> [What you will do] Count how many lines hold the string "title", and give only that number.

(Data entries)

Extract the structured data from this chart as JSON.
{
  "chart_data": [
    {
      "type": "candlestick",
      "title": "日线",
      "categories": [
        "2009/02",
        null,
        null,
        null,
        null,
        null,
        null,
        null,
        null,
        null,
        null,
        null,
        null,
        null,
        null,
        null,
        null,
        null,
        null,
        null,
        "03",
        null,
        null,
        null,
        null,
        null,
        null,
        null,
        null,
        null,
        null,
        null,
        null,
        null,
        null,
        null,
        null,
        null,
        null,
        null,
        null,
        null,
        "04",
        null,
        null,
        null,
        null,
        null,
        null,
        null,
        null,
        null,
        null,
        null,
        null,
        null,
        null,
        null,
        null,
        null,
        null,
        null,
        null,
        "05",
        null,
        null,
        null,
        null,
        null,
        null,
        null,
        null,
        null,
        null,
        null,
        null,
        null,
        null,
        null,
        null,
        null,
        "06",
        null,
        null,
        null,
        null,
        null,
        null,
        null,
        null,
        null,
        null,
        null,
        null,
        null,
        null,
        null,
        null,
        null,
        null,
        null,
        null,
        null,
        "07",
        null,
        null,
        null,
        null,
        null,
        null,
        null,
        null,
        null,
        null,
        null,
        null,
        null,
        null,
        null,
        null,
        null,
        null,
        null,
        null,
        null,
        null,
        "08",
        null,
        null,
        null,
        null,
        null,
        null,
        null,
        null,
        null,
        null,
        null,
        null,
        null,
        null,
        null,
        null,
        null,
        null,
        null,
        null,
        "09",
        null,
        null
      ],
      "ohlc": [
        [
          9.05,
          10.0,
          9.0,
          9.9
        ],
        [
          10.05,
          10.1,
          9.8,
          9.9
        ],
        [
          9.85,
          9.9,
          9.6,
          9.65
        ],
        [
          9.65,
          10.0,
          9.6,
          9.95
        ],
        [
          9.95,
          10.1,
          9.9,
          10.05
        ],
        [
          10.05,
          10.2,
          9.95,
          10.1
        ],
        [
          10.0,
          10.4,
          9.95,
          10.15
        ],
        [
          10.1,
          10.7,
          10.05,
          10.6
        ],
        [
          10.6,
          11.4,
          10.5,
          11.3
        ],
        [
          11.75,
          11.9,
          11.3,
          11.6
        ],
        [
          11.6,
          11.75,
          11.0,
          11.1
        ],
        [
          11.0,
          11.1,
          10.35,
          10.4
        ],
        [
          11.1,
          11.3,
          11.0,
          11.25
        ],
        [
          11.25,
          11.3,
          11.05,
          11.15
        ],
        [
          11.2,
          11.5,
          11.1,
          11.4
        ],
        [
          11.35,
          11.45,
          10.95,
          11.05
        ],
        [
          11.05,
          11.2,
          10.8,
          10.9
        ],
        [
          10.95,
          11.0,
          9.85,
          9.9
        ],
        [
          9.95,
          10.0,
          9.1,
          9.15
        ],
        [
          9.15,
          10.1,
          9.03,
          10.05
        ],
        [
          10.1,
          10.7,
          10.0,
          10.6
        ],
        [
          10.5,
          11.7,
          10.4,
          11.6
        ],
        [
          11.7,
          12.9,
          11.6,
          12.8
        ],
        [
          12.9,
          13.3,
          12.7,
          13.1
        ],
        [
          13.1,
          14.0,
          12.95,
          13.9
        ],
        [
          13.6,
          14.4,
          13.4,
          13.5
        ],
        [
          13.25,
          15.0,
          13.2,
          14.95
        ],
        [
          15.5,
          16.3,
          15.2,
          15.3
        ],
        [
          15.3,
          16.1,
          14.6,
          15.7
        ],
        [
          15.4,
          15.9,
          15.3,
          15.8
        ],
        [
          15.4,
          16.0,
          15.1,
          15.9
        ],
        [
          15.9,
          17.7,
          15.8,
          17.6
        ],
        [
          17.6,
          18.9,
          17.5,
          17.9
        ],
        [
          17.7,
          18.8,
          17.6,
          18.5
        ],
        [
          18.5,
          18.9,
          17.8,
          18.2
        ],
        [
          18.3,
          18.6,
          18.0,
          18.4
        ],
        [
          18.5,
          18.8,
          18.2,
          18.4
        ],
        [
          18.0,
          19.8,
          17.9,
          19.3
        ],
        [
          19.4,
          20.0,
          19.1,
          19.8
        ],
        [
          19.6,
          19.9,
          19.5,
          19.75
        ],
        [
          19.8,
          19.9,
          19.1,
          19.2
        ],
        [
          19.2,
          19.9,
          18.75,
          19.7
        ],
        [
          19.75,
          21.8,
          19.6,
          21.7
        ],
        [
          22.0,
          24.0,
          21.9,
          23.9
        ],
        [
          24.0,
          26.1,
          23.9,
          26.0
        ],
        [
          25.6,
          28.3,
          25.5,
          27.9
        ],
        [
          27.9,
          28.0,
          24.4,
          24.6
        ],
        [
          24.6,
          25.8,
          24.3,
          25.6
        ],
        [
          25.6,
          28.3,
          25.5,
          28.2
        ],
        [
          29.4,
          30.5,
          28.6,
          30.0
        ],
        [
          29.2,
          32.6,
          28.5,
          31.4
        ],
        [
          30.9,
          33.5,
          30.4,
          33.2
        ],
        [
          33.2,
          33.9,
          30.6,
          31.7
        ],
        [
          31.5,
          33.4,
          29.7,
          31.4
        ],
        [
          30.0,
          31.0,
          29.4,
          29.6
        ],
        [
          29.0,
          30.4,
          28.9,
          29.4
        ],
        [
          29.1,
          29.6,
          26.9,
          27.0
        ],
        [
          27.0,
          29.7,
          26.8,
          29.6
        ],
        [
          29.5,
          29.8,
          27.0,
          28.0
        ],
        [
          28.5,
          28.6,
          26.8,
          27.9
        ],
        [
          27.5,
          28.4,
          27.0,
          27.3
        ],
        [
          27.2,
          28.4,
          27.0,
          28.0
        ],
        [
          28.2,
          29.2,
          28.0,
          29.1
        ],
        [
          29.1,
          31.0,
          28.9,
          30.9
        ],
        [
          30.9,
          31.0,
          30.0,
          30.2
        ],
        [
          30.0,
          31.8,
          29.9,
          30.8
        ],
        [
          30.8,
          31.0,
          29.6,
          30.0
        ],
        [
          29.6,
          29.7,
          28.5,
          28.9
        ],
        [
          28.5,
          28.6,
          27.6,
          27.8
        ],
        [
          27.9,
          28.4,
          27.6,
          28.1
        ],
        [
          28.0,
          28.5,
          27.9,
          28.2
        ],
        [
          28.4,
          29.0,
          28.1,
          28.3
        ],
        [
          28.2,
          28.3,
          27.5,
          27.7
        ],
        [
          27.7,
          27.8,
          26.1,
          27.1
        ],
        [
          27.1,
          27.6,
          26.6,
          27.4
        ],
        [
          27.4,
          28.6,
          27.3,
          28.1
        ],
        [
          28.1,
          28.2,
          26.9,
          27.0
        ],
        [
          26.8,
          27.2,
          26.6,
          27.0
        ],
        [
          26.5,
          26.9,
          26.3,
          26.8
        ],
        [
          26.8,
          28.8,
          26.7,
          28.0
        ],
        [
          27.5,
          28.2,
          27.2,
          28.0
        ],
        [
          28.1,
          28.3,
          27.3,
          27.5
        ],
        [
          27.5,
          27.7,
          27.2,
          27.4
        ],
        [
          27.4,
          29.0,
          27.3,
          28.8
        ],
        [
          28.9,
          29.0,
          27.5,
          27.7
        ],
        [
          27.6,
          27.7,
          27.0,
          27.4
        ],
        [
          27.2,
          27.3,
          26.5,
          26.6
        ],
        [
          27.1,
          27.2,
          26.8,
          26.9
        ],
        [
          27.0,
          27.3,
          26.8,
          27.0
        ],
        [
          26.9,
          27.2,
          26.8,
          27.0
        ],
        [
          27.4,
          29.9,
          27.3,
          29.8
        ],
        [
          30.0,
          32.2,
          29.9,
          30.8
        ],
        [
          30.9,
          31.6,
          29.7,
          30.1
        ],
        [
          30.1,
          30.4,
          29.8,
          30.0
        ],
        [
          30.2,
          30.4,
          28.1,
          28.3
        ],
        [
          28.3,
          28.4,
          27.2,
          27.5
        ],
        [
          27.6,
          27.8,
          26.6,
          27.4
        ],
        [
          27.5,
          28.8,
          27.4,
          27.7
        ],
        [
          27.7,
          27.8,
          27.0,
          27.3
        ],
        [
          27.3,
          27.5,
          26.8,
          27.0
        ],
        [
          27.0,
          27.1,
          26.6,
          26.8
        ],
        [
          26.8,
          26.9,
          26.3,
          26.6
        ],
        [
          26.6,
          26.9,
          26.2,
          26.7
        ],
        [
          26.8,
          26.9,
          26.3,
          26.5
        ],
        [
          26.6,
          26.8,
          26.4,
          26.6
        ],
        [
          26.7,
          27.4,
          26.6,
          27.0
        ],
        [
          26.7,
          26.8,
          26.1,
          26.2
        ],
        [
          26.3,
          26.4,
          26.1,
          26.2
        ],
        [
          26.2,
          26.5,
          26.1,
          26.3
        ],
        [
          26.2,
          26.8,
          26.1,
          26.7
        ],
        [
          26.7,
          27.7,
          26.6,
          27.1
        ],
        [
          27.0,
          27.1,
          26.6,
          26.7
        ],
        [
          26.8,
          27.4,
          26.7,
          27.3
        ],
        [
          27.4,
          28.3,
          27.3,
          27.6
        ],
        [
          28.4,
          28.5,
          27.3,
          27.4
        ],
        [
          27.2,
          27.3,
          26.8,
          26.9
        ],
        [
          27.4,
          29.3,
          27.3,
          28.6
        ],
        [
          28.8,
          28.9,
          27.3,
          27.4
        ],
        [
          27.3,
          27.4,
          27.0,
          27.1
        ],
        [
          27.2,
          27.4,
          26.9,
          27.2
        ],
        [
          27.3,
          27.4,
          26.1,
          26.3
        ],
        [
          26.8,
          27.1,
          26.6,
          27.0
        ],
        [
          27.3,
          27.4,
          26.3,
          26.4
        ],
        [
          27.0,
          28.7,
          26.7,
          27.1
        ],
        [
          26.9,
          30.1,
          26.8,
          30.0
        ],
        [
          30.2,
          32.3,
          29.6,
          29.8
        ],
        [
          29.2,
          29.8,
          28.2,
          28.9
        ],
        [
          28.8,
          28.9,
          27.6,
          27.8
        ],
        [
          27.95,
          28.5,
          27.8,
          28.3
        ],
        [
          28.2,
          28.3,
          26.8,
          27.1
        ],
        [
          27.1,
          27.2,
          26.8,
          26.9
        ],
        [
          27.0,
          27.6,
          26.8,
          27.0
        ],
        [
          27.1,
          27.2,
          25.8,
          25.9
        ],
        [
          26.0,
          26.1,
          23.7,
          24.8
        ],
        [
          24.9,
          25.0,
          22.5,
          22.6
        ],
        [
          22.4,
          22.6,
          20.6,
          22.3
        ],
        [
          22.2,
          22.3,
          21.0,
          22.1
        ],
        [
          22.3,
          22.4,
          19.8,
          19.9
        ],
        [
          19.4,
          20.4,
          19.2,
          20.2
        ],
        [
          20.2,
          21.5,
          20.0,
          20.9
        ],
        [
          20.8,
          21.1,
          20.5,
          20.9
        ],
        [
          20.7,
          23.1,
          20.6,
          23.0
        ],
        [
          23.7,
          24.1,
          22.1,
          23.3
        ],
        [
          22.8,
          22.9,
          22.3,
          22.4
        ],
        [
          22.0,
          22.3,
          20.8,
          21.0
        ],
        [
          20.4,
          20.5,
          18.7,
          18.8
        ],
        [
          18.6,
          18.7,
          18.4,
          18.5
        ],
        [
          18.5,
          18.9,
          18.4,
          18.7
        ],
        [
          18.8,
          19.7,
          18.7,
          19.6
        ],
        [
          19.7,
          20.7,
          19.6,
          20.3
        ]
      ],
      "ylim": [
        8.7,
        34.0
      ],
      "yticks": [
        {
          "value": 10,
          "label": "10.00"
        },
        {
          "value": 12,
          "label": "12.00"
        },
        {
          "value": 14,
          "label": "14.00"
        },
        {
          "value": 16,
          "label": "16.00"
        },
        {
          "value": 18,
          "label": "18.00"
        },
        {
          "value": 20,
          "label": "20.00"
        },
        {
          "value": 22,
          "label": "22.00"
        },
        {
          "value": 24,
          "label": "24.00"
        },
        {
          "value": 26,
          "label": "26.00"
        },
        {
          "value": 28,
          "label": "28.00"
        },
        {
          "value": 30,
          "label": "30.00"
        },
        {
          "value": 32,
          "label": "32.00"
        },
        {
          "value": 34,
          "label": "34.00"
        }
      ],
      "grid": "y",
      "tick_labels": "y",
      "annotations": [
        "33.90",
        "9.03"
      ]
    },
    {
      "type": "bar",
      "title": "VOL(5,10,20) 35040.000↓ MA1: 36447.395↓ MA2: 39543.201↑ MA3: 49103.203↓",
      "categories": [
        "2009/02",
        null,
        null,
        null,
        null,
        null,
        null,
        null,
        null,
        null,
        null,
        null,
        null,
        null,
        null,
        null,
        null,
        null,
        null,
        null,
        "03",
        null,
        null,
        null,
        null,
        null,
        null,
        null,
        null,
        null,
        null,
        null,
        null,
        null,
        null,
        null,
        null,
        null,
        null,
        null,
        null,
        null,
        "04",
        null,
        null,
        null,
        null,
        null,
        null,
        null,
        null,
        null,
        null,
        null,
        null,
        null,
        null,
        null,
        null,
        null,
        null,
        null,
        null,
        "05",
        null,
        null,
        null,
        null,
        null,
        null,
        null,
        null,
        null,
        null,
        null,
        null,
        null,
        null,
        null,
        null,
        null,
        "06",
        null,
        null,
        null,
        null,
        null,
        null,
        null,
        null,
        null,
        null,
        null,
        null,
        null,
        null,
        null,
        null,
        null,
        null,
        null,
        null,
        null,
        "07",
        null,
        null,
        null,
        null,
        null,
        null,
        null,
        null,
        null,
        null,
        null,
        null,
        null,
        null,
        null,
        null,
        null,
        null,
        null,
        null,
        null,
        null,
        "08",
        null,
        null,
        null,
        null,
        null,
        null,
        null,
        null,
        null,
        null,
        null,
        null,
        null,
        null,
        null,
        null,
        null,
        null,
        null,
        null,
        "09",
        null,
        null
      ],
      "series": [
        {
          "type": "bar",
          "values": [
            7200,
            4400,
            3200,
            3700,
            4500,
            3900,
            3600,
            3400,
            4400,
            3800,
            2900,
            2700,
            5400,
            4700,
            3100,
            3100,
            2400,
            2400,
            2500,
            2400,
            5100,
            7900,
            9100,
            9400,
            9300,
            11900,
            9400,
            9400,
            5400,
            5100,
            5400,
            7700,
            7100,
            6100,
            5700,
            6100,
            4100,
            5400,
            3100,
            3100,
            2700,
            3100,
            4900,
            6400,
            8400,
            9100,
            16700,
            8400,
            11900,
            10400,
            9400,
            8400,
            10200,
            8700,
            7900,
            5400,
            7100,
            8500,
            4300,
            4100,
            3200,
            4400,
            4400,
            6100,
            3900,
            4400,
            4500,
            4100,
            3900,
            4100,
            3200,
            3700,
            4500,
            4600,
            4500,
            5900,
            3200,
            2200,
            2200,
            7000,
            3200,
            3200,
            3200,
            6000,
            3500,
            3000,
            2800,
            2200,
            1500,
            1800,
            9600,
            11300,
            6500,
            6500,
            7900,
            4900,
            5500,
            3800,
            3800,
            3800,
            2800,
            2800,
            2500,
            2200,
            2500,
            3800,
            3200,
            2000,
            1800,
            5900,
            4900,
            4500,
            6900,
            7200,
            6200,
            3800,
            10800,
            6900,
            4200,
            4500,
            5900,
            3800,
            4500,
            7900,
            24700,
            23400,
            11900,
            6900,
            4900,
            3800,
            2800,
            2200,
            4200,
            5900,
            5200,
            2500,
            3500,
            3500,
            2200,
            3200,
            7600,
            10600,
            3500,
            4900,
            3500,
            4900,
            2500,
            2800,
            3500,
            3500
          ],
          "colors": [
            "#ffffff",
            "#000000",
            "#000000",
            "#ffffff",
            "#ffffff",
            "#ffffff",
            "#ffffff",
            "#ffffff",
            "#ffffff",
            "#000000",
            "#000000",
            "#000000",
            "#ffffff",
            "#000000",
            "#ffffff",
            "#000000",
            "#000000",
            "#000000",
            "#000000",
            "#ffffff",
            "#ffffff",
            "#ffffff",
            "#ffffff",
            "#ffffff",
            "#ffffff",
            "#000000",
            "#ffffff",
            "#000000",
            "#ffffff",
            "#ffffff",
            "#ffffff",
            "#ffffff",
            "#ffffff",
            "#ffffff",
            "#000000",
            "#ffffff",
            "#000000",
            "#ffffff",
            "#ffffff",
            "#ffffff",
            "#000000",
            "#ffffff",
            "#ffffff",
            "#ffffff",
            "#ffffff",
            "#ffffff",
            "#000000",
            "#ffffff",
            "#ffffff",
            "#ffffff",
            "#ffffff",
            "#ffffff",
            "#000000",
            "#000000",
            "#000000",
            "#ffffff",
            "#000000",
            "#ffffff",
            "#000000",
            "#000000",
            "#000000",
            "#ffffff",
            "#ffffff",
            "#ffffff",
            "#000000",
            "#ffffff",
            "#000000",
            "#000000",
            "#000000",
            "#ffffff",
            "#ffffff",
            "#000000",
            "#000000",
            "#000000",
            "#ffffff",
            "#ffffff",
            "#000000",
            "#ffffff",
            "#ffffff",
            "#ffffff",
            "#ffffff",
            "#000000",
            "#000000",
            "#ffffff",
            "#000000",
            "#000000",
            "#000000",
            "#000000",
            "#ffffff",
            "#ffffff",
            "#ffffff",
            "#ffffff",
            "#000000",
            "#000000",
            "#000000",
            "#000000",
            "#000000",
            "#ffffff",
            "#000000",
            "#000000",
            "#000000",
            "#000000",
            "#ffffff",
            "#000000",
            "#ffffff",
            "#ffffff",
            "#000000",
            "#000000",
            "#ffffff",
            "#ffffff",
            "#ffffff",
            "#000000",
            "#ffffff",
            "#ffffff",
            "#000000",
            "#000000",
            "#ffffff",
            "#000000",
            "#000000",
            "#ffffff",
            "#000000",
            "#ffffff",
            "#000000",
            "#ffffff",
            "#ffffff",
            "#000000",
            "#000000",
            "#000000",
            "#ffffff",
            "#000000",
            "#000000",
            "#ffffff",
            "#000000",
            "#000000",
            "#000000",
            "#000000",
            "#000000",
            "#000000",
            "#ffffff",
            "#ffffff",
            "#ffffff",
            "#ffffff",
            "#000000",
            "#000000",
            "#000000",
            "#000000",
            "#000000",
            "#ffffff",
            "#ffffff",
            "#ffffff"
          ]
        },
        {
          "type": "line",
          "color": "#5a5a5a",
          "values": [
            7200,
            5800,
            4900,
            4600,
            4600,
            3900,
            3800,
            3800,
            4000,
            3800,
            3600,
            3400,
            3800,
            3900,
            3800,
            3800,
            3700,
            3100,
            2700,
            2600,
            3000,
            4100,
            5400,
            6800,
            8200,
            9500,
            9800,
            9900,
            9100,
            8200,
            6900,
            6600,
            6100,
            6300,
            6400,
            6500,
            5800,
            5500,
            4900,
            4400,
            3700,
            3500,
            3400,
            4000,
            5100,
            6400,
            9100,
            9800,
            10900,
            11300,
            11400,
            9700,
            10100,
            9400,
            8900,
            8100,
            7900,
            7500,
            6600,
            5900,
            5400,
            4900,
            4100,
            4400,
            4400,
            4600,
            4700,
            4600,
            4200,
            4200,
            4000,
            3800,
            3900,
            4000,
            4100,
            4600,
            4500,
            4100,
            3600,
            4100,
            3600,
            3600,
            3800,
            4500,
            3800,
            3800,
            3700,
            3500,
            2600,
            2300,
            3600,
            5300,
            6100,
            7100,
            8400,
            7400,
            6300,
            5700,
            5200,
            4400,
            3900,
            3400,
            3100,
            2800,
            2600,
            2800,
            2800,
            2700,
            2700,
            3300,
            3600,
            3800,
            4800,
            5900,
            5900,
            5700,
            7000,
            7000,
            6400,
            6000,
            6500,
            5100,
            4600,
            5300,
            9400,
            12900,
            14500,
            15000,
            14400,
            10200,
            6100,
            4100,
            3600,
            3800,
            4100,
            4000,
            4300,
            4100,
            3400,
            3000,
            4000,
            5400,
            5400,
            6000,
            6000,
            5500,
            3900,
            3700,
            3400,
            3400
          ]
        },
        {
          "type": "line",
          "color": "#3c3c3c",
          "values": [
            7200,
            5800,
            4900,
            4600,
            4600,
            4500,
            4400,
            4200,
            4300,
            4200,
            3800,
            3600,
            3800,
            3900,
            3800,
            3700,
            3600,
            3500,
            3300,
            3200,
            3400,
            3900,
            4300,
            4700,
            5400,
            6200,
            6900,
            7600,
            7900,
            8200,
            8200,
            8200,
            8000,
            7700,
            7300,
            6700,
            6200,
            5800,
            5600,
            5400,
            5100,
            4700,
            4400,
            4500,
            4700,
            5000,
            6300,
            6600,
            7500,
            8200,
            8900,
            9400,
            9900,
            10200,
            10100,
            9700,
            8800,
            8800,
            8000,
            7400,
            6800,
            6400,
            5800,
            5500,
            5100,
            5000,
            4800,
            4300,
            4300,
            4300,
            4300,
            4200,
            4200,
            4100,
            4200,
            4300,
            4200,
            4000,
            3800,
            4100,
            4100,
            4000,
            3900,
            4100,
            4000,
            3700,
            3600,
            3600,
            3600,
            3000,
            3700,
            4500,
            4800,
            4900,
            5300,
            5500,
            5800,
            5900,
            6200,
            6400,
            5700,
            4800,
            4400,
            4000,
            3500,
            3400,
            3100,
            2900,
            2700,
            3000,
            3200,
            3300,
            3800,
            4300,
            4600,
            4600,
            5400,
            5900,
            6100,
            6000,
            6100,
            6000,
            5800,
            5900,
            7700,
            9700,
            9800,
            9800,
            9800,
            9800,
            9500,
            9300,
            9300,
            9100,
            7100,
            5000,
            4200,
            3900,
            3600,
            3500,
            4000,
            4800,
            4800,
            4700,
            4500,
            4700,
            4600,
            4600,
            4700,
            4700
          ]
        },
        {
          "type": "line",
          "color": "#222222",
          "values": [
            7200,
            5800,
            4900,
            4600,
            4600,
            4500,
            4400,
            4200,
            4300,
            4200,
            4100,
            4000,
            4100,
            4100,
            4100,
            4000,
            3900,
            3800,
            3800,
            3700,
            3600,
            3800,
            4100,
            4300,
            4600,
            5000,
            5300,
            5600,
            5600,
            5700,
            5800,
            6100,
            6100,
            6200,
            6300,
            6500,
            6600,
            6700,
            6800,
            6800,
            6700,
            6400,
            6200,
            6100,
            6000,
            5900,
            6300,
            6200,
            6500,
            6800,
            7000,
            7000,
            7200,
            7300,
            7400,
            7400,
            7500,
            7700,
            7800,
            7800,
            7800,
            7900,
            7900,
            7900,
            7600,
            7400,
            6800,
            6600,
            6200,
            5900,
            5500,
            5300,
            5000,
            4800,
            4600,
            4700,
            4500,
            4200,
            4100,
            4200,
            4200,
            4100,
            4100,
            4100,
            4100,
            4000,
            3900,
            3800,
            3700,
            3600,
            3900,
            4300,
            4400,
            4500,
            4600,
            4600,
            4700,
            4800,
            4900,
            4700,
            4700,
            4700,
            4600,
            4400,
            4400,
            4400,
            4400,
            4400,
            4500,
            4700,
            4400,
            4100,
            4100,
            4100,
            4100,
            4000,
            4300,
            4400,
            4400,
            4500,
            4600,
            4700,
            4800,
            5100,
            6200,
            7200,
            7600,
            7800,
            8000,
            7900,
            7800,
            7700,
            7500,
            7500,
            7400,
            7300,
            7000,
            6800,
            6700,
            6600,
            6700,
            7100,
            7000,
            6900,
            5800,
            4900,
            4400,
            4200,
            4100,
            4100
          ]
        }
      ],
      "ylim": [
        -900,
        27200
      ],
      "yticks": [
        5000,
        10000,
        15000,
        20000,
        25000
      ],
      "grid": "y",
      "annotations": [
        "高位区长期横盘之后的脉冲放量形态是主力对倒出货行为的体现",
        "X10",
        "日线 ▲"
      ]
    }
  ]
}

> [Solution to the problem] 2